Records supplied start

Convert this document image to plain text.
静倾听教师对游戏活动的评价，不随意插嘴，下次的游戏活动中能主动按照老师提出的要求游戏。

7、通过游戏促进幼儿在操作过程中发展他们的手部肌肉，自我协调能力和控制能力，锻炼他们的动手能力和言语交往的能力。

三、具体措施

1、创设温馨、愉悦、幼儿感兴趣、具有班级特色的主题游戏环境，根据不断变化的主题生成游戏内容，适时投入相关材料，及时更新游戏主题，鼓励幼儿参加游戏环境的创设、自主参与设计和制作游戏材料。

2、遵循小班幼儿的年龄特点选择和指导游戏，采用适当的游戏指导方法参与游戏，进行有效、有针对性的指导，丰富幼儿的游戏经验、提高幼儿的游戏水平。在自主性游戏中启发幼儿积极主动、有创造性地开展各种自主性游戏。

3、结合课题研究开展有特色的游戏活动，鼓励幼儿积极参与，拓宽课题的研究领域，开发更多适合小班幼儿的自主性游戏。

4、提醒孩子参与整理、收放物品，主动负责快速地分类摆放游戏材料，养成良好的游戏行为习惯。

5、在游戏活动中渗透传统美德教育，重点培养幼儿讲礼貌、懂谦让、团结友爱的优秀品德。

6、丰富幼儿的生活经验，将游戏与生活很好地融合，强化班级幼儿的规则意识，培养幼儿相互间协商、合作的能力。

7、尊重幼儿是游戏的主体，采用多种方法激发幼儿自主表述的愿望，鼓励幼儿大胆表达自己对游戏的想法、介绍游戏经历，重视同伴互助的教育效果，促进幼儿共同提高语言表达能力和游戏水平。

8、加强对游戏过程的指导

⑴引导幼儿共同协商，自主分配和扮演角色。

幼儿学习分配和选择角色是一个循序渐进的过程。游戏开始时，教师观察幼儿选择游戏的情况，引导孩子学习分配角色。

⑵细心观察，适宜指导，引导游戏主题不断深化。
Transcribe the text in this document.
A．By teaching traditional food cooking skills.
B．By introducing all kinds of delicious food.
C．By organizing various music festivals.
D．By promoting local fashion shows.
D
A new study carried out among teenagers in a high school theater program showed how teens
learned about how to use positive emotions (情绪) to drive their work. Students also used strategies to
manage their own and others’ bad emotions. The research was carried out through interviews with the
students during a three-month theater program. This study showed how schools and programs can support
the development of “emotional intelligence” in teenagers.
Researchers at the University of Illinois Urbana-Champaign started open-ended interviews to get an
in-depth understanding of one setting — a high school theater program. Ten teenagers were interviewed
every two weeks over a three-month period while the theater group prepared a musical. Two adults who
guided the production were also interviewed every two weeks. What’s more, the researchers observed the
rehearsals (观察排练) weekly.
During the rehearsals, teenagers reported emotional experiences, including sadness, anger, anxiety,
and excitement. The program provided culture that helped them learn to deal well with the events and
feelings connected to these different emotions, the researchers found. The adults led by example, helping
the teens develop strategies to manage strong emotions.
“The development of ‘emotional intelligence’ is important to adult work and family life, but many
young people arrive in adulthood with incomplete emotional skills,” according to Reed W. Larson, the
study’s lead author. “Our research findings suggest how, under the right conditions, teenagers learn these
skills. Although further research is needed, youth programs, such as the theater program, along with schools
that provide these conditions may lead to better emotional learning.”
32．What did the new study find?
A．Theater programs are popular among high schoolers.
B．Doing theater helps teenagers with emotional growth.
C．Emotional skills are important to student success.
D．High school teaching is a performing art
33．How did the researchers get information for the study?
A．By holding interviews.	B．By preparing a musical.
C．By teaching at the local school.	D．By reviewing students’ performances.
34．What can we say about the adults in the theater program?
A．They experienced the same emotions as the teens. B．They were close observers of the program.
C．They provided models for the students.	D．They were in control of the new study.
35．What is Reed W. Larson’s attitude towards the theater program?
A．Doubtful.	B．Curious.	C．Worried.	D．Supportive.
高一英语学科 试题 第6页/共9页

Records supplied end

Aim: Among the entries above, identify all lines with "that" and copy them.

Answer to this exercise:
and excitement. The program provided culture that helped them learn to deal well with the events and
that provide these conditions may lead to better emotional learning.”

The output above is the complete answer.